(Stored items from a collection)

════════════════════

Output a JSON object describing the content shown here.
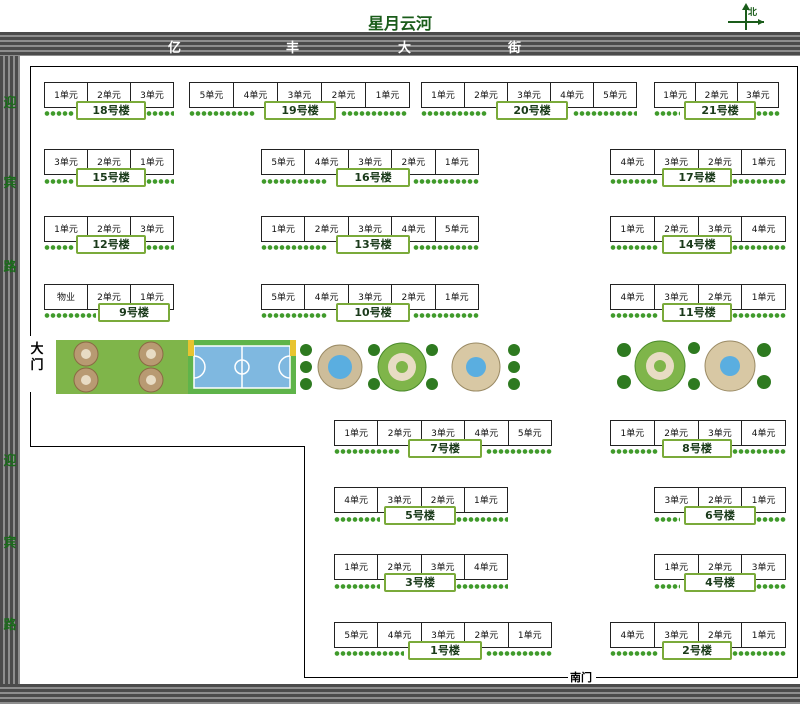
{
  "title": "星月云河",
  "compass": {
    "label": "北"
  },
  "roads": {
    "top_chars": [
      "亿",
      "丰",
      "大",
      "街"
    ],
    "left_upper_chars": [
      "迎",
      "宾",
      "路"
    ],
    "left_lower_chars": [
      "迎",
      "宾",
      "路"
    ]
  },
  "gates": {
    "main": [
      "大",
      "门"
    ],
    "south": "南门"
  },
  "buildings": [
    {
      "id": "b18",
      "label": "18号楼",
      "units": [
        "1单元",
        "2单元",
        "3单元"
      ]
    },
    {
      "id": "b19",
      "label": "19号楼",
      "units": [
        "5单元",
        "4单元",
        "3单元",
        "2单元",
        "1单元"
      ]
    },
    {
      "id": "b20",
      "label": "20号楼",
      "units": [
        "1单元",
        "2单元",
        "3单元",
        "4单元",
        "5单元"
      ]
    },
    {
      "id": "b21",
      "label": "21号楼",
      "units": [
        "1单元",
        "2单元",
        "3单元"
      ]
    },
    {
      "id": "b15",
      "label": "15号楼",
      "units": [
        "3单元",
        "2单元",
        "1单元"
      ]
    },
    {
      "id": "b16",
      "label": "16号楼",
      "units": [
        "5单元",
        "4单元",
        "3单元",
        "2单元",
        "1单元"
      ]
    },
    {
      "id": "b17",
      "label": "17号楼",
      "units": [
        "4单元",
        "3单元",
        "2单元",
        "1单元"
      ]
    },
    {
      "id": "b12",
      "label": "12号楼",
      "units": [
        "1单元",
        "2单元",
        "3单元"
      ]
    },
    {
      "id": "b13",
      "label": "13号楼",
      "units": [
        "1单元",
        "2单元",
        "3单元",
        "4单元",
        "5单元"
      ]
    },
    {
      "id": "b14",
      "label": "14号楼",
      "units": [
        "1单元",
        "2单元",
        "3单元",
        "4单元"
      ]
    },
    {
      "id": "b9",
      "label": "9号楼",
      "units": [
        "物业",
        "2单元",
        "1单元"
      ]
    },
    {
      "id": "b10",
      "label": "10号楼",
      "units": [
        "5单元",
        "4单元",
        "3单元",
        "2单元",
        "1单元"
      ]
    },
    {
      "id": "b11",
      "label": "11号楼",
      "units": [
        "4单元",
        "3单元",
        "2单元",
        "1单元"
      ]
    },
    {
      "id": "b7",
      "label": "7号楼",
      "units": [
        "1单元",
        "2单元",
        "3单元",
        "4单元",
        "5单元"
      ]
    },
    {
      "id": "b8",
      "label": "8号楼",
      "units": [
        "1单元",
        "2单元",
        "3单元",
        "4单元"
      ]
    },
    {
      "id": "b5",
      "label": "5号楼",
      "units": [
        "4单元",
        "3单元",
        "2单元",
        "1单元"
      ]
    },
    {
      "id": "b6",
      "label": "6号楼",
      "units": [
        "3单元",
        "2单元",
        "1单元"
      ]
    },
    {
      "id": "b3",
      "label": "3号楼",
      "units": [
        "1单元",
        "2单元",
        "3单元",
        "4单元"
      ]
    },
    {
      "id": "b4",
      "label": "4号楼",
      "units": [
        "1单元",
        "2单元",
        "3单元"
      ]
    },
    {
      "id": "b1",
      "label": "1号楼",
      "units": [
        "5单元",
        "4单元",
        "3单元",
        "2单元",
        "1单元"
      ]
    },
    {
      "id": "b2",
      "label": "2号楼",
      "units": [
        "4单元",
        "3单元",
        "2单元",
        "1单元"
      ]
    }
  ]
}
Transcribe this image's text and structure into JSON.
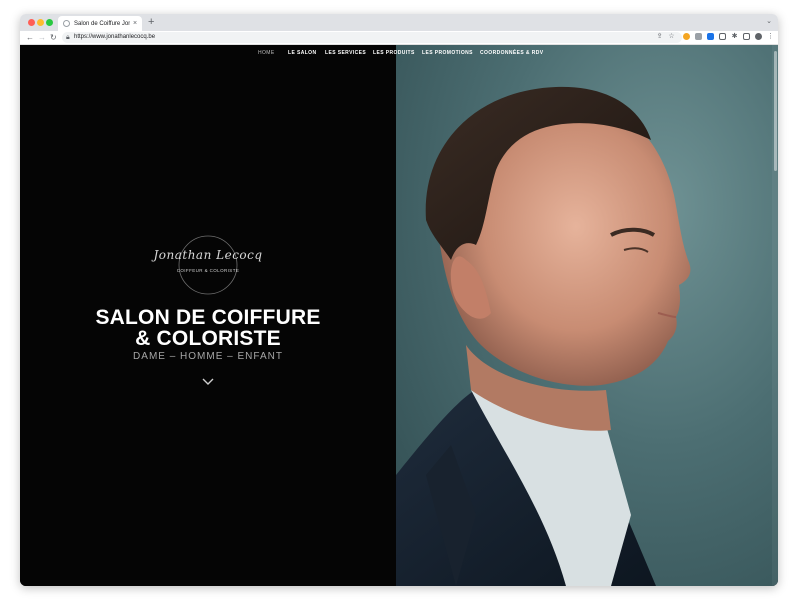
{
  "browser": {
    "tab_title": "Salon de Coiffure Jonathan Le",
    "tab_close": "×",
    "new_tab": "+",
    "url": "https://www.jonathanlecocq.be"
  },
  "nav": {
    "items": [
      {
        "label": "HOME",
        "active": true
      },
      {
        "label": "LE SALON"
      },
      {
        "label": "LES SERVICES"
      },
      {
        "label": "LES PRODUITS"
      },
      {
        "label": "LES PROMOTIONS"
      },
      {
        "label": "COORDONNÉES & RDV"
      }
    ]
  },
  "hero": {
    "logo_script": "Jonathan Lecocq",
    "logo_tagline": "COIFFEUR & COLORISTE",
    "title_line1": "SALON DE COIFFURE",
    "title_line2": "& COLORISTE",
    "subtitle": "DAME – HOMME – ENFANT"
  },
  "icons": {
    "scroll": "chevron-down-icon",
    "photo": "man-profile-portrait"
  },
  "colors": {
    "left_bg": "#050505",
    "photo_bg": "#4c6e72",
    "title": "#ffffff",
    "subtitle": "#a7a7a7"
  }
}
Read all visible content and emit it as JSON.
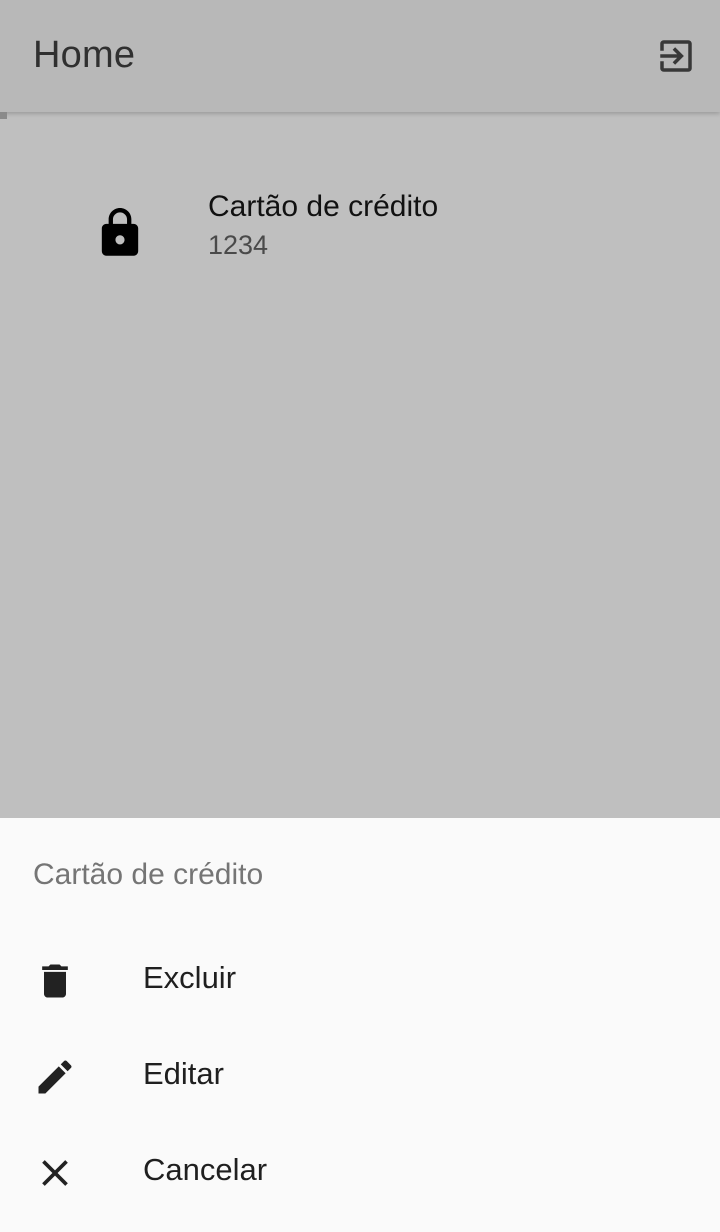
{
  "appbar": {
    "title": "Home",
    "logout_icon": "logout-icon"
  },
  "list": {
    "items": [
      {
        "icon": "lock-icon",
        "title": "Cartão de crédito",
        "subtitle": "1234"
      }
    ]
  },
  "sheet": {
    "header": "Cartão de crédito",
    "actions": [
      {
        "icon": "trash-icon",
        "label": "Excluir"
      },
      {
        "icon": "edit-pencil-icon",
        "label": "Editar"
      },
      {
        "icon": "close-icon",
        "label": "Cancelar"
      }
    ]
  },
  "colors": {
    "scrim_background": "#bfbfbf",
    "appbar_background": "#b8b8b8",
    "sheet_background": "#fafafa",
    "icon_color": "#222222"
  }
}
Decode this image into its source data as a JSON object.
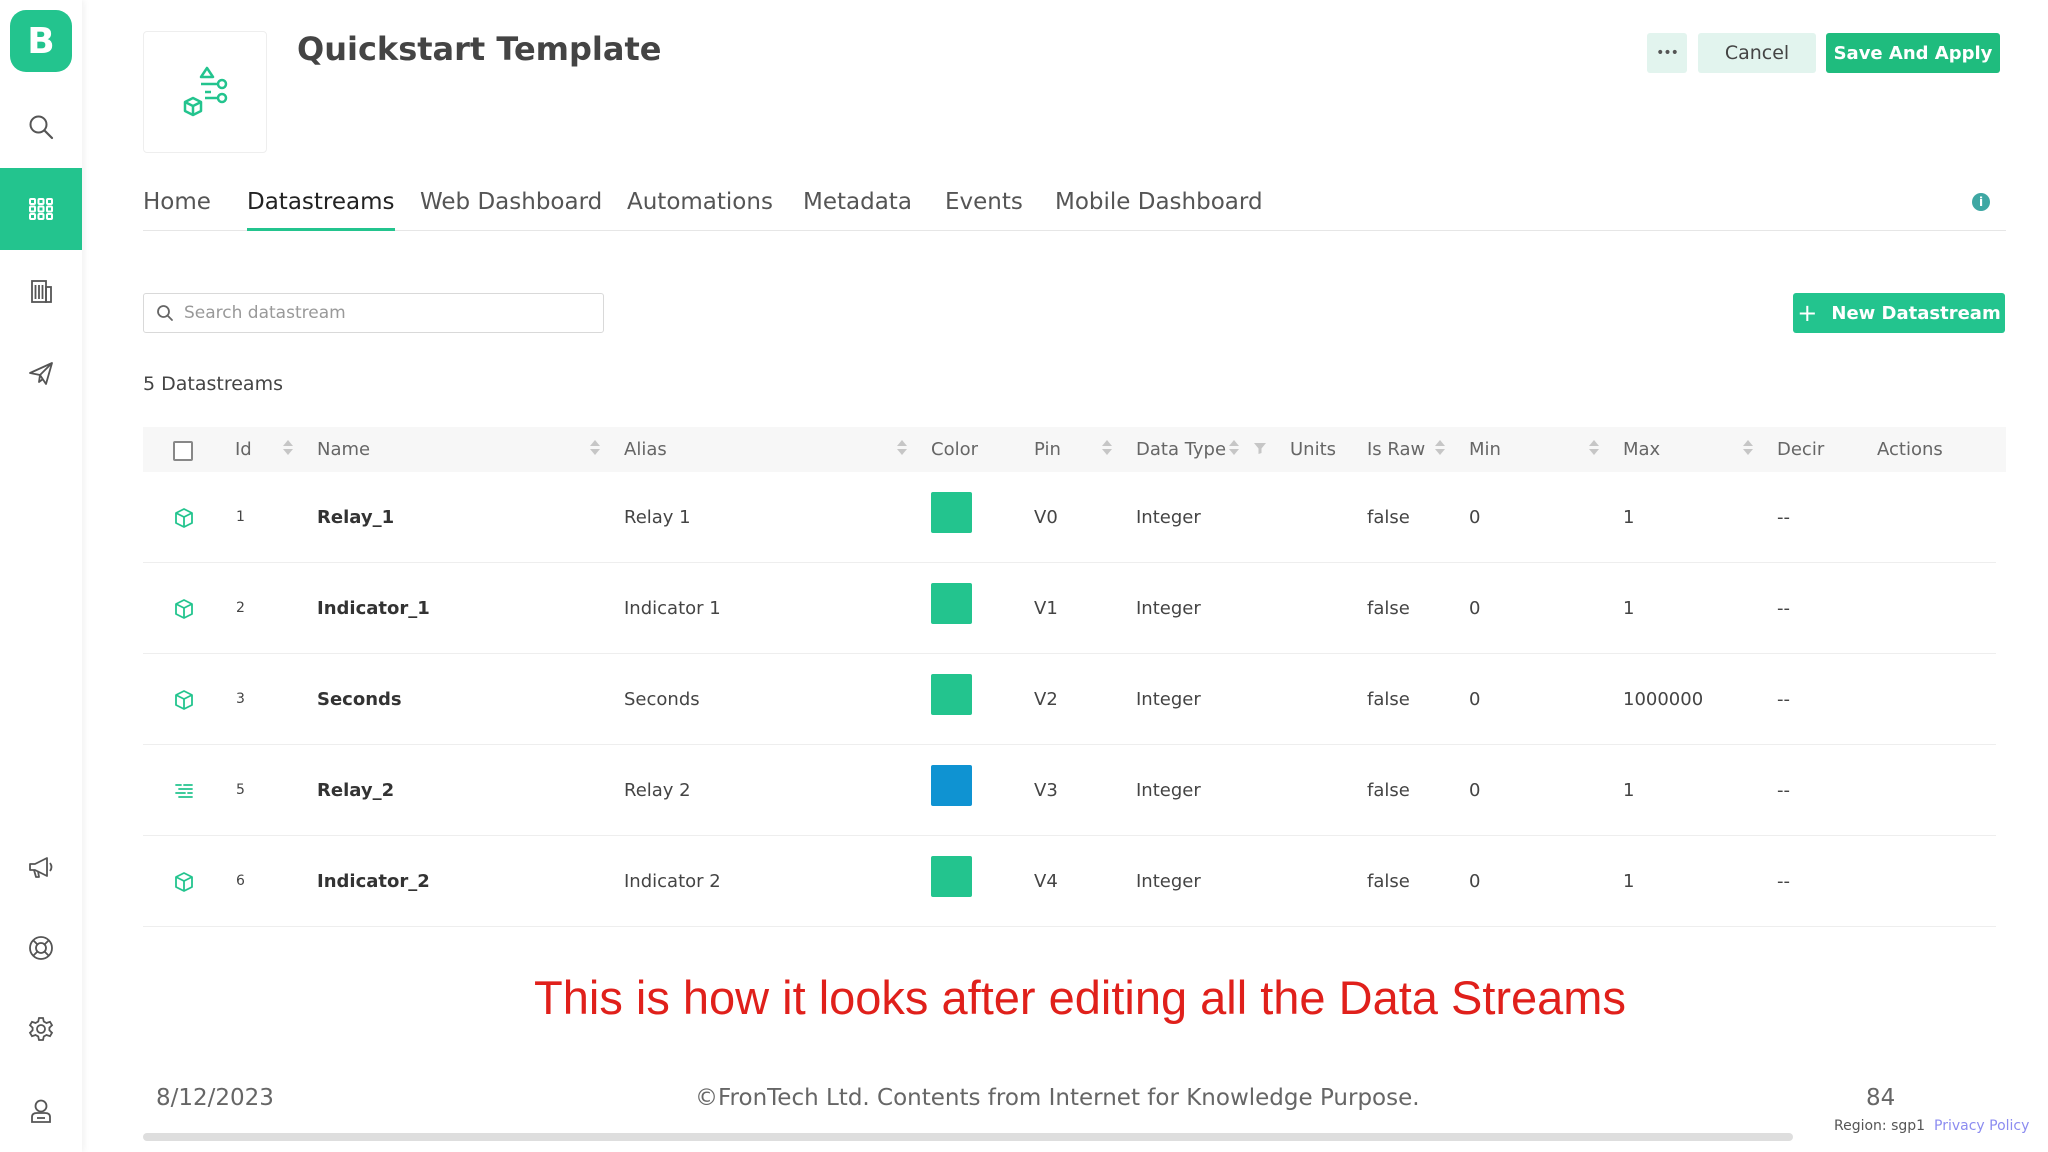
{
  "app": {
    "logo_letter": "B"
  },
  "sidebar": {
    "items": [
      {
        "icon": "search-icon"
      },
      {
        "icon": "grid-icon",
        "active": true
      },
      {
        "icon": "building-icon"
      },
      {
        "icon": "paper-plane-icon"
      },
      {
        "icon": "megaphone-icon"
      },
      {
        "icon": "lifebuoy-icon"
      },
      {
        "icon": "gear-icon"
      },
      {
        "icon": "user-badge-icon"
      }
    ]
  },
  "header": {
    "title": "Quickstart Template",
    "more_label": "•••",
    "cancel_label": "Cancel",
    "save_label": "Save And Apply"
  },
  "tabs": [
    {
      "label": "Home"
    },
    {
      "label": "Datastreams",
      "active": true
    },
    {
      "label": "Web Dashboard"
    },
    {
      "label": "Automations"
    },
    {
      "label": "Metadata"
    },
    {
      "label": "Events"
    },
    {
      "label": "Mobile Dashboard"
    }
  ],
  "info_label": "i",
  "search": {
    "placeholder": "Search datastream"
  },
  "new_datastream": {
    "plus": "+",
    "label": "New Datastream"
  },
  "count_label": "5 Datastreams",
  "table": {
    "columns": [
      "Id",
      "Name",
      "Alias",
      "Color",
      "Pin",
      "Data Type",
      "Units",
      "Is Raw",
      "Min",
      "Max",
      "Decir",
      "Actions"
    ],
    "rows": [
      {
        "type_icon": "cube-icon",
        "id": "1",
        "name": "Relay_1",
        "alias": "Relay 1",
        "color": "#23c48e",
        "pin": "V0",
        "data_type": "Integer",
        "units": "",
        "is_raw": "false",
        "min": "0",
        "max": "1",
        "decimals": "--"
      },
      {
        "type_icon": "cube-icon",
        "id": "2",
        "name": "Indicator_1",
        "alias": "Indicator 1",
        "color": "#23c48e",
        "pin": "V1",
        "data_type": "Integer",
        "units": "",
        "is_raw": "false",
        "min": "0",
        "max": "1",
        "decimals": "--"
      },
      {
        "type_icon": "cube-icon",
        "id": "3",
        "name": "Seconds",
        "alias": "Seconds",
        "color": "#23c48e",
        "pin": "V2",
        "data_type": "Integer",
        "units": "",
        "is_raw": "false",
        "min": "0",
        "max": "1000000",
        "decimals": "--"
      },
      {
        "type_icon": "lines-icon",
        "id": "5",
        "name": "Relay_2",
        "alias": "Relay 2",
        "color": "#0f93d2",
        "pin": "V3",
        "data_type": "Integer",
        "units": "",
        "is_raw": "false",
        "min": "0",
        "max": "1",
        "decimals": "--"
      },
      {
        "type_icon": "cube-icon",
        "id": "6",
        "name": "Indicator_2",
        "alias": "Indicator 2",
        "color": "#23c48e",
        "pin": "V4",
        "data_type": "Integer",
        "units": "",
        "is_raw": "false",
        "min": "0",
        "max": "1",
        "decimals": "--"
      }
    ]
  },
  "caption": "This is how it looks after editing all the Data Streams",
  "footer": {
    "date": "8/12/2023",
    "copyright": "©FronTech Ltd. Contents from Internet for Knowledge Purpose.",
    "page": "84",
    "region": "Region: sgp1",
    "privacy": "Privacy Policy"
  },
  "colors": {
    "accent": "#23c48e",
    "caption": "#e0201b"
  }
}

════════════════════

_Given instruction_
Look above for lines with the word "image" and copy them all.

_Full answer_
Transcribe this image's text and structure into JSON.
Decode this image into its source data as a JSON object.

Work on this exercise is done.